Data excerpts →
------------

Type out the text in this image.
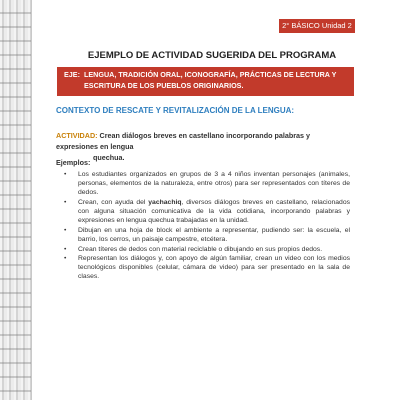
2° BÁSICO Unidad 2
EJEMPLO DE ACTIVIDAD SUGERIDA DEL PROGRAMA
EJE: LENGUA, TRADICIÓN ORAL, ICONOGRAFÍA, PRÁCTICAS DE LECTURA Y ESCRITURA DE LOS PUEBLOS ORIGINARIOS.
CONTEXTO DE RESCATE Y REVITALIZACIÓN DE LA LENGUA:
ACTIVIDAD: Crean diálogos breves en castellano incorporando palabras y expresiones en lengua
quechua.
Ejemplos:
• Los estudiantes organizados en grupos de 3 a 4 niños inventan personajes (animales, personas, elementos de la naturaleza, entre otros) para ser representados con títeres de dedos.
• Crean, con ayuda del yachachiq, diversos diálogos breves en castellano, relacionados con alguna situación comunicativa de la vida cotidiana, incorporando palabras y expresiones en lengua quechua trabajadas en la unidad.
• Dibujan en una hoja de block el ambiente a representar, pudiendo ser: la escuela, el barrio, los cerros, un paisaje campestre, etcétera.
• Crean títeres de dedos con material reciclable o dibujando en sus propios dedos.
• Representan los diálogos y, con apoyo de algún familiar, crean un video con los medios tecnológicos disponibles (celular, cámara de video) para ser presentado en la sala de clases.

------------

EXERCISE → Lines that include the word "ACTIVIDAD" are to be extracted from the data above.

OUTPUT →
EJEMPLO DE ACTIVIDAD SUGERIDA DEL PROGRAMA
ACTIVIDAD: Crean diálogos breves en castellano incorporando palabras y expresiones en lengua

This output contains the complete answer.